### What to produce
Without the images, write out all of the following entries exactly.
=== Provided material ===
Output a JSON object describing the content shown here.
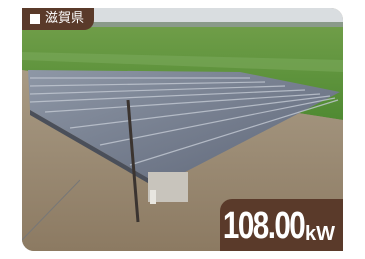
{
  "location_tag": "滋賀県",
  "capacity": {
    "value": "108.00",
    "unit": "kW"
  }
}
===
### Correct result
Output a JSON object describing the content shown here.
{
  "location_tag": "滋賀県",
  "capacity": {
    "value": "108.00",
    "unit": "kW"
  }
}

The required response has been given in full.